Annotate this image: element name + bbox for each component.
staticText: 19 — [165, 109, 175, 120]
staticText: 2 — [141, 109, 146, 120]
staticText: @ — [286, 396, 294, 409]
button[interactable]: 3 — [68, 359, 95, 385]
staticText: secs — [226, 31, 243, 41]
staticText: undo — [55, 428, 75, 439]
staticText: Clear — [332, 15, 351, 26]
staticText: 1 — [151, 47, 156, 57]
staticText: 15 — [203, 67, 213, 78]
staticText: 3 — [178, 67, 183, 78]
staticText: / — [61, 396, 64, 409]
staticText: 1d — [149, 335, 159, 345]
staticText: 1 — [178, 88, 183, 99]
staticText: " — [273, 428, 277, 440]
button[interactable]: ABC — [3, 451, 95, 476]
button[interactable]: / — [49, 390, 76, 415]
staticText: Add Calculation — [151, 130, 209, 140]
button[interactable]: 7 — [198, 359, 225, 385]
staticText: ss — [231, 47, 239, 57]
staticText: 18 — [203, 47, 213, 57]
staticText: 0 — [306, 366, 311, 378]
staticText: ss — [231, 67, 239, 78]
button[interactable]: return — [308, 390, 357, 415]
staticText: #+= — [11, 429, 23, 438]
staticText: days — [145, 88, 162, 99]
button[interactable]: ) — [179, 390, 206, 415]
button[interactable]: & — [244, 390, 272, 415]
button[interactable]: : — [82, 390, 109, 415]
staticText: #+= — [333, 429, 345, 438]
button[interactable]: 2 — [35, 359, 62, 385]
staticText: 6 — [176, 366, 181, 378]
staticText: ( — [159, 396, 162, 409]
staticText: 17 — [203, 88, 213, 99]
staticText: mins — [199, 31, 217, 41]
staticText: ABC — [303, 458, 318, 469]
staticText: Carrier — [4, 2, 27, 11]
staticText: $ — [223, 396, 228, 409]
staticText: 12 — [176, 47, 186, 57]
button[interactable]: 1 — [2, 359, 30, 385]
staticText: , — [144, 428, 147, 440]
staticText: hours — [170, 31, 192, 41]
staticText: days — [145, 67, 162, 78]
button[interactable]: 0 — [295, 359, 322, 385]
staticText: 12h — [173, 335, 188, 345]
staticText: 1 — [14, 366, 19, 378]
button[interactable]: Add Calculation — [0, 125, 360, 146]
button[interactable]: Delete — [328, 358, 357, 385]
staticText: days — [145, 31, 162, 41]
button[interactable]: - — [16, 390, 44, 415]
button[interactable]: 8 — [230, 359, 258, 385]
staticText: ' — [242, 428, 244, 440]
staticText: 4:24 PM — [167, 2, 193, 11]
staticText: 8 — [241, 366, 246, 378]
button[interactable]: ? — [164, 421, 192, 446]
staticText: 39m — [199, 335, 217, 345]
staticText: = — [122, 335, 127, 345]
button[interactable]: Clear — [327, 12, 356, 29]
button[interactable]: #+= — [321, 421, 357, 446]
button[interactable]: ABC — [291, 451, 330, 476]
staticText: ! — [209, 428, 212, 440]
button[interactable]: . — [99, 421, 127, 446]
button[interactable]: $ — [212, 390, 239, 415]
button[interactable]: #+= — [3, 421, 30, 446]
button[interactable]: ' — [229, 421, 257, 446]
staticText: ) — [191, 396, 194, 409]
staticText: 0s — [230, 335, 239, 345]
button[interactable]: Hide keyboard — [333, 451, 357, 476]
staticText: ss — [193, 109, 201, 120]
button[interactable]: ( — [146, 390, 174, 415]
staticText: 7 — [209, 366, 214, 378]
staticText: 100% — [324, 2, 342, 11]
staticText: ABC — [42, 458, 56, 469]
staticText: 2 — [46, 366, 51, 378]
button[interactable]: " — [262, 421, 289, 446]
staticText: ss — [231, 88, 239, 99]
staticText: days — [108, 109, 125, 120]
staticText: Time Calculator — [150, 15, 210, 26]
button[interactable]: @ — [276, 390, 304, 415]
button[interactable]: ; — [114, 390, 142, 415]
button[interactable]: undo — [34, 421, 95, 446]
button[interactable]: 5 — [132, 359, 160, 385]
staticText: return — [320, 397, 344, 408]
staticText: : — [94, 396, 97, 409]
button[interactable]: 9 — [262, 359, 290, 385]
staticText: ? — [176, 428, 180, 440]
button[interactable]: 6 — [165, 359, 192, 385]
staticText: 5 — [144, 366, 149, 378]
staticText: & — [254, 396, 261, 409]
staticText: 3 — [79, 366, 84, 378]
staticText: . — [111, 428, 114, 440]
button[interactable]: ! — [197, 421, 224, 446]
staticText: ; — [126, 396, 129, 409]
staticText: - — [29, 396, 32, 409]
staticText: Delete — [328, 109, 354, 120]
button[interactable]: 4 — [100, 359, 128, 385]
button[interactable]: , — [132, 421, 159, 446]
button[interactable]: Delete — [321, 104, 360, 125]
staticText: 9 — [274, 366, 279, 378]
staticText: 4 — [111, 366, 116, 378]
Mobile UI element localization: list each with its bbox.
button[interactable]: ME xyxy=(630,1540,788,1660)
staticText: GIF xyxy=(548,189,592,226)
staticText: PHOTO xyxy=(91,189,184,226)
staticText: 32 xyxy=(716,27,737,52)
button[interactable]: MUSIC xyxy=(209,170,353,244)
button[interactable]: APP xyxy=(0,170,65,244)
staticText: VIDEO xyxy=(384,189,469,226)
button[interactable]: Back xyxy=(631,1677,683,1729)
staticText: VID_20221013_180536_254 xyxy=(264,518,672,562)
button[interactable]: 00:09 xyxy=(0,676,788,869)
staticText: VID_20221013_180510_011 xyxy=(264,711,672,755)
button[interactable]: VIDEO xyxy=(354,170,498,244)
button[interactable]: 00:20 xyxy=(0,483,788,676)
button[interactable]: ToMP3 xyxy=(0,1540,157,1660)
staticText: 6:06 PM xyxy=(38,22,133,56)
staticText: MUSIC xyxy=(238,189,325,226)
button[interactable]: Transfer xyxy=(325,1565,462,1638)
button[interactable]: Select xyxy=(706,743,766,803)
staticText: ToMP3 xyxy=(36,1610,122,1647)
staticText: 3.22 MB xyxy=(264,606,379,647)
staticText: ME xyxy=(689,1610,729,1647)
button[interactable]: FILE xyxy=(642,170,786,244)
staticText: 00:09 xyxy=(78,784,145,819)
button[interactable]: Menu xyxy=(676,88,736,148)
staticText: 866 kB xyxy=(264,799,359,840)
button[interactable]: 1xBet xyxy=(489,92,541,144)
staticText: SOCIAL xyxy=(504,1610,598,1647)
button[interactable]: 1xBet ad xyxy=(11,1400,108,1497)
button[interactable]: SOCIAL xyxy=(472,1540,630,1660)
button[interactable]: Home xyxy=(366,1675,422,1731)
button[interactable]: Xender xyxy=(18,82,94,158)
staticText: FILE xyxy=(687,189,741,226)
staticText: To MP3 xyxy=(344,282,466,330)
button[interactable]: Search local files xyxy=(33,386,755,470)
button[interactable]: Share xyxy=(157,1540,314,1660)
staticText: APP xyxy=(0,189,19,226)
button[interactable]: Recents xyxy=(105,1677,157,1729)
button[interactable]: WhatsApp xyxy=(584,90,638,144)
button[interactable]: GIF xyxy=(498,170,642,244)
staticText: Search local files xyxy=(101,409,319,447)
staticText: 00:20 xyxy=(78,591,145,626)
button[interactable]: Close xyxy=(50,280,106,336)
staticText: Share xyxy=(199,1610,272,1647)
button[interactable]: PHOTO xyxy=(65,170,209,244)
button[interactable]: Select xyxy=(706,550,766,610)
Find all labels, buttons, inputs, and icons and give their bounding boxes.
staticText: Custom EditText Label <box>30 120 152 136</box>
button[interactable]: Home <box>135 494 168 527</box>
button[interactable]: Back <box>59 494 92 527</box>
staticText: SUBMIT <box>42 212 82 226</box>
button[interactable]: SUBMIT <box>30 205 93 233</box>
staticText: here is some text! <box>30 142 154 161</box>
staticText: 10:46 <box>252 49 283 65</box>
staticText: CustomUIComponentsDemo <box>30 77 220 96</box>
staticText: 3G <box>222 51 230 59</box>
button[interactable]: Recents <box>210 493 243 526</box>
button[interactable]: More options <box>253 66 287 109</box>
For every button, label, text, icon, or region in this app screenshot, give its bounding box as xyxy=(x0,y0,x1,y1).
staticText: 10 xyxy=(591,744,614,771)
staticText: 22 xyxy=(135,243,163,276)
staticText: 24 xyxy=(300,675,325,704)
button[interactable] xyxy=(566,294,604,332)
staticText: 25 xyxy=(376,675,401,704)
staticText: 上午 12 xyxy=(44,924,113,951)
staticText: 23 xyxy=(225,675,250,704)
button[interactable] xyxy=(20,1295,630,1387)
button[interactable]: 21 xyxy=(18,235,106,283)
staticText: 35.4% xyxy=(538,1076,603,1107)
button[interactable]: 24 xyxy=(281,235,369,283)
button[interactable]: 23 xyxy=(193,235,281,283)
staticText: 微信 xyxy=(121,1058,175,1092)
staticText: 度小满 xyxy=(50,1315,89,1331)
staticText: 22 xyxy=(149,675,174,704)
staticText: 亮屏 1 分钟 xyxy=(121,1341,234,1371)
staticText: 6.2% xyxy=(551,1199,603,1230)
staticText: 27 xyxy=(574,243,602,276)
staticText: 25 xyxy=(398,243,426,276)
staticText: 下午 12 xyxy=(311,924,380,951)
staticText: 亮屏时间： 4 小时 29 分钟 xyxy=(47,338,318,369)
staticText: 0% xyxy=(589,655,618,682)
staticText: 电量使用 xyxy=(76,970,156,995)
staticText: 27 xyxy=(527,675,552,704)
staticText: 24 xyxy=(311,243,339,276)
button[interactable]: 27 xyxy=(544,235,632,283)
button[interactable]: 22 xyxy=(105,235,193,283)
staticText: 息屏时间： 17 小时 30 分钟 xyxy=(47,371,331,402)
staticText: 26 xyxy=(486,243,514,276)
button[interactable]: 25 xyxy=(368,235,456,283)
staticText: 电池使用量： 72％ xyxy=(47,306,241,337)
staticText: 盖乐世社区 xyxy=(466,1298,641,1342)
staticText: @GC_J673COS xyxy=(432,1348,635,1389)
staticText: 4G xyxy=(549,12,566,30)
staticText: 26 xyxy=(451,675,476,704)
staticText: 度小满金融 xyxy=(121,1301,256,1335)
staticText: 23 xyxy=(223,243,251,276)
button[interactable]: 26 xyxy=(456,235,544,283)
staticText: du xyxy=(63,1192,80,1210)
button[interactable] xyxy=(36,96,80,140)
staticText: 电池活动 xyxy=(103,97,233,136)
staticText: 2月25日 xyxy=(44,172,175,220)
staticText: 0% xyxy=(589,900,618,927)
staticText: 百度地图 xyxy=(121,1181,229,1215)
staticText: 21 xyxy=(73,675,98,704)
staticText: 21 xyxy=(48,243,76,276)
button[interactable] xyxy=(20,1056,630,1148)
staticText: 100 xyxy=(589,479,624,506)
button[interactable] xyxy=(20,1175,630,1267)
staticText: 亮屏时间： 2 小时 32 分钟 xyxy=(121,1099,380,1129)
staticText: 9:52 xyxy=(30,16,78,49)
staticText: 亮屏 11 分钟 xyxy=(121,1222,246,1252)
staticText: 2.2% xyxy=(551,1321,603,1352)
# # # # # # #
Print the data word for word, from its first line through the line containing "staticText: 15 — [203, 67, 213, 78]", with both of those lines included.

Annotate this image: element name + bbox for each component.
staticText: 19 — [165, 109, 175, 120]
staticText: 2 — [141, 109, 146, 120]
staticText: @ — [286, 396, 294, 409]
button[interactable]: 3 — [68, 359, 95, 385]
staticText: secs — [226, 31, 243, 41]
staticText: undo — [55, 428, 75, 439]
staticText: Clear — [332, 15, 351, 26]
staticText: 1 — [151, 47, 156, 57]
staticText: 15 — [203, 67, 213, 78]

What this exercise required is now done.